* Task brief: Your task is to repeat the lines below exactly, excluding any pictures they contain.

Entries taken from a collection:

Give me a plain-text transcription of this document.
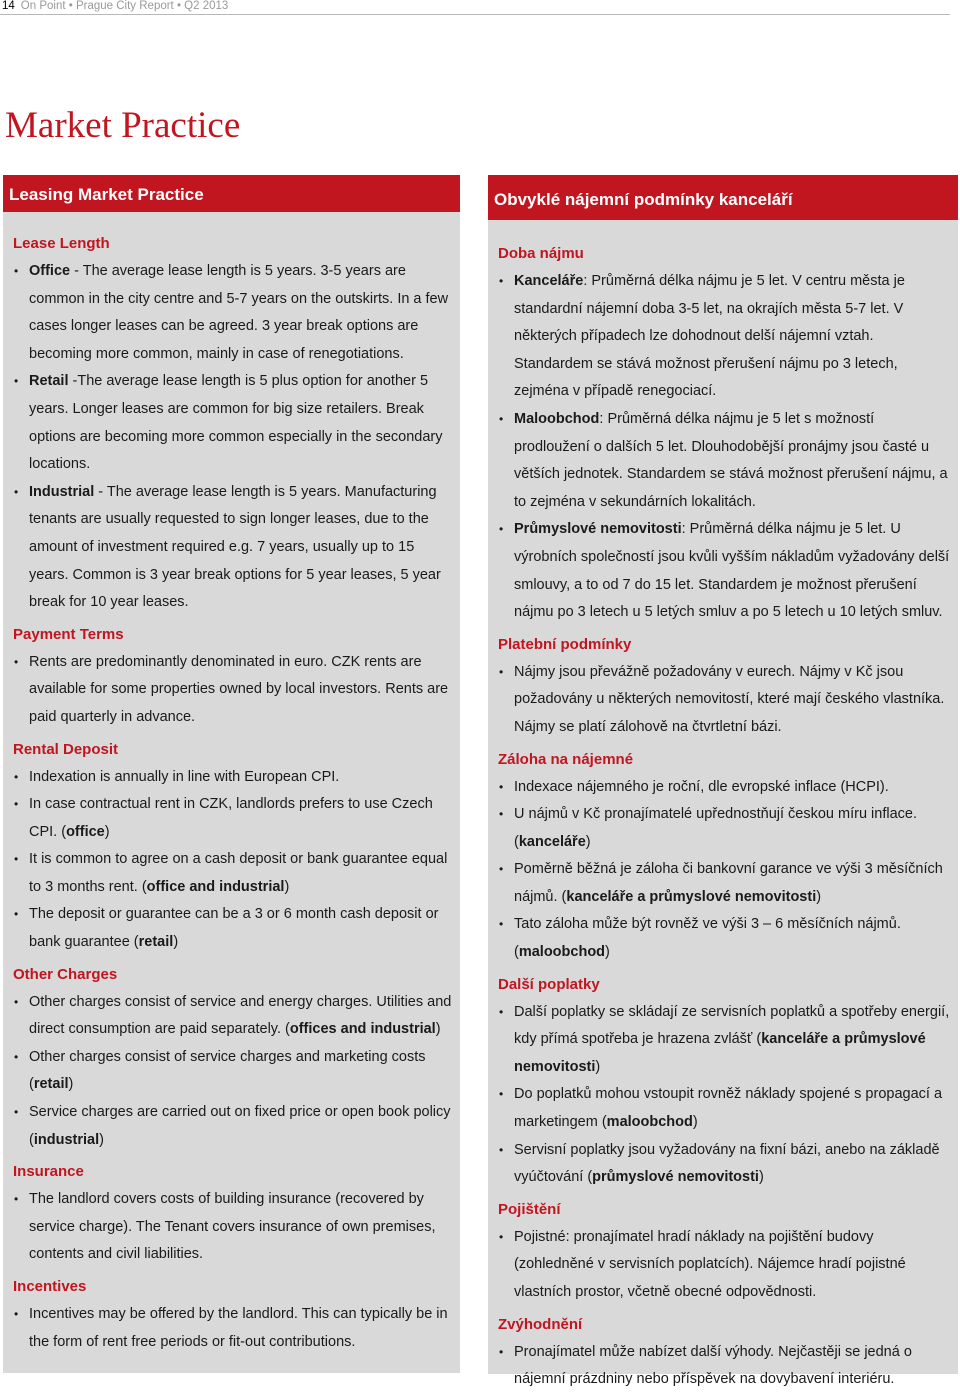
14 On Point • Prague City Report • Q2 2013
Market Practice
Leasing Market Practice
Lease Length
• Office - The average lease length is 5 years. 3-5 years are common in the city centre and 5-7 years on the outskirts. In a few cases longer leases can be agreed. 3 year break options are becoming more common, mainly in case of renegotiations.
• Retail -The average lease length is 5 plus option for another 5 years. Longer leases are common for big size retailers. Break options are becoming more common especially in the secondary locations.
• Industrial - The average lease length is 5 years. Manufacturing tenants are usually requested to sign longer leases, due to the amount of investment required e.g. 7 years, usually up to 15 years. Common is 3 year break options for 5 year leases, 5 year break for 10 year leases.
Payment Terms
• Rents are predominantly denominated in euro. CZK rents are available for some properties owned by local investors. Rents are paid quarterly in advance.
Rental Deposit
• Indexation is annually in line with European CPI.
• In case contractual rent in CZK, landlords prefers to use Czech CPI. (office)
• It is common to agree on a cash deposit or bank guarantee equal to 3 months rent. (office and industrial)
• The deposit or guarantee can be a 3 or 6 month cash deposit or bank guarantee (retail)
Other Charges
• Other charges consist of service and energy charges. Utilities and direct consumption are paid separately. (offices and industrial)
• Other charges consist of service charges and marketing costs (retail)
• Service charges are carried out on fixed price or open book policy (industrial)
Insurance
• The landlord covers costs of building insurance (recovered by service charge). The Tenant covers insurance of own premises, contents and civil liabilities.
Incentives
• Incentives may be offered by the landlord. This can typically be in the form of rent free periods or fit-out contributions.
Obvyklé nájemní podmínky kanceláří
Doba nájmu
• Kanceláře: Průměrná délka nájmu je 5 let. V centru města je standardní nájemní doba 3-5 let, na okrajích města 5-7 let. V některých případech lze dohodnout delší nájemní vztah. Standardem se stává možnost přerušení nájmu po 3 letech, zejména v případě renegociací.
• Maloobchod: Průměrná délka nájmu je 5 let s možností prodloužení o dalších 5 let. Dlouhodobější pronájmy jsou časté u větších jednotek. Standardem se stává možnost přerušení nájmu, a to zejména v sekundárních lokalitách.
• Průmyslové nemovitosti: Průměrná délka nájmu je 5 let. U výrobních společností jsou kvůli vyšším nákladům vyžadovány delší smlouvy, a to od 7 do 15 let. Standardem je možnost přerušení nájmu po 3 letech u 5 letých smluv a po 5 letech u 10 letých smluv.
Platební podmínky
• Nájmy jsou převážně požadovány v eurech. Nájmy v Kč jsou požadovány u některých nemovitostí, které mají českého vlastníka. Nájmy se platí zálohově na čtvrtletní bázi.
Záloha na nájemné
• Indexace nájemného je roční, dle evropské inflace (HCPI).
• U nájmů v Kč pronajímatelé upřednostňují českou míru inflace. (kanceláře)
• Poměrně běžná je záloha či bankovní garance ve výši 3 měsíčních nájmů. (kanceláře a průmyslové nemovitosti)
• Tato záloha může být rovněž ve výši 3 – 6 měsíčních nájmů. (maloobchod)
Další poplatky
• Další poplatky se skládají ze servisních poplatků a spotřeby energií, kdy přímá spotřeba je hrazena zvlášť (kanceláře a průmyslové nemovitosti)
• Do poplatků mohou vstoupit rovněž náklady spojené s propagací a marketingem (maloobchod)
• Servisní poplatky jsou vyžadovány na fixní bázi, anebo na základě vyúčtování (průmyslové nemovitosti)
Pojištění
• Pojistné: pronajímatel hradí náklady na pojištění budovy (zohledněné v servisních poplatcích). Nájemce hradí pojistné vlastních prostor, včetně obecné odpovědnosti.
Zvýhodnění
• Pronajímatel může nabízet další výhody. Nejčastěji se jedná o nájemní prázdniny nebo příspěvek na dovybavení interiéru.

* Answer for this exercise:
Give me a plain-text transcription of this document.
14 On Point • Prague City Report • Q2 2013
Market Practice
Leasing Market Practice
Lease Length
• Office - The average lease length is 5 years. 3-5 years are common in the city centre and 5-7 years on the outskirts. In a few cases longer leases can be agreed. 3 year break options are becoming more common, mainly in case of renegotiations.
• Retail -The average lease length is 5 plus option for another 5 years. Longer leases are common for big size retailers. Break options are becoming more common especially in the secondary locations.
• Industrial - The average lease length is 5 years. Manufacturing tenants are usually requested to sign longer leases, due to the amount of investment required e.g. 7 years, usually up to 15 years. Common is 3 year break options for 5 year leases, 5 year break for 10 year leases.
Payment Terms
• Rents are predominantly denominated in euro. CZK rents are available for some properties owned by local investors. Rents are paid quarterly in advance.
Rental Deposit
• Indexation is annually in line with European CPI.
• In case contractual rent in CZK, landlords prefers to use Czech CPI. (office)
• It is common to agree on a cash deposit or bank guarantee equal to 3 months rent. (office and industrial)
• The deposit or guarantee can be a 3 or 6 month cash deposit or bank guarantee (retail)
Other Charges
• Other charges consist of service and energy charges. Utilities and direct consumption are paid separately. (offices and industrial)
• Other charges consist of service charges and marketing costs (retail)
• Service charges are carried out on fixed price or open book policy (industrial)
Insurance
• The landlord covers costs of building insurance (recovered by service charge). The Tenant covers insurance of own premises, contents and civil liabilities.
Incentives
• Incentives may be offered by the landlord. This can typically be in the form of rent free periods or fit-out contributions.
Obvyklé nájemní podmínky kanceláří
Doba nájmu
• Kanceláře: Průměrná délka nájmu je 5 let. V centru města je standardní nájemní doba 3-5 let, na okrajích města 5-7 let. V některých případech lze dohodnout delší nájemní vztah. Standardem se stává možnost přerušení nájmu po 3 letech, zejména v případě renegociací.
• Maloobchod: Průměrná délka nájmu je 5 let s možností prodloužení o dalších 5 let. Dlouhodobější pronájmy jsou časté u větších jednotek. Standardem se stává možnost přerušení nájmu, a to zejména v sekundárních lokalitách.
• Průmyslové nemovitosti: Průměrná délka nájmu je 5 let. U výrobních společností jsou kvůli vyšším nákladům vyžadovány delší smlouvy, a to od 7 do 15 let. Standardem je možnost přerušení nájmu po 3 letech u 5 letých smluv a po 5 letech u 10 letých smluv.
Platební podmínky
• Nájmy jsou převážně požadovány v eurech. Nájmy v Kč jsou požadovány u některých nemovitostí, které mají českého vlastníka. Nájmy se platí zálohově na čtvrtletní bázi.
Záloha na nájemné
• Indexace nájemného je roční, dle evropské inflace (HCPI).
• U nájmů v Kč pronajímatelé upřednostňují českou míru inflace. (kanceláře)
• Poměrně běžná je záloha či bankovní garance ve výši 3 měsíčních nájmů. (kanceláře a průmyslové nemovitosti)
• Tato záloha může být rovněž ve výši 3 – 6 měsíčních nájmů. (maloobchod)
Další poplatky
• Další poplatky se skládají ze servisních poplatků a spotřeby energií, kdy přímá spotřeba je hrazena zvlášť (kanceláře a průmyslové nemovitosti)
• Do poplatků mohou vstoupit rovněž náklady spojené s propagací a marketingem (maloobchod)
• Servisní poplatky jsou vyžadovány na fixní bázi, anebo na základě vyúčtování (průmyslové nemovitosti)
Pojištění
• Pojistné: pronajímatel hradí náklady na pojištění budovy (zohledněné v servisních poplatcích). Nájemce hradí pojistné vlastních prostor, včetně obecné odpovědnosti.
Zvýhodnění
• Pronajímatel může nabízet další výhody. Nejčastěji se jedná o nájemní prázdniny nebo příspěvek na dovybavení interiéru.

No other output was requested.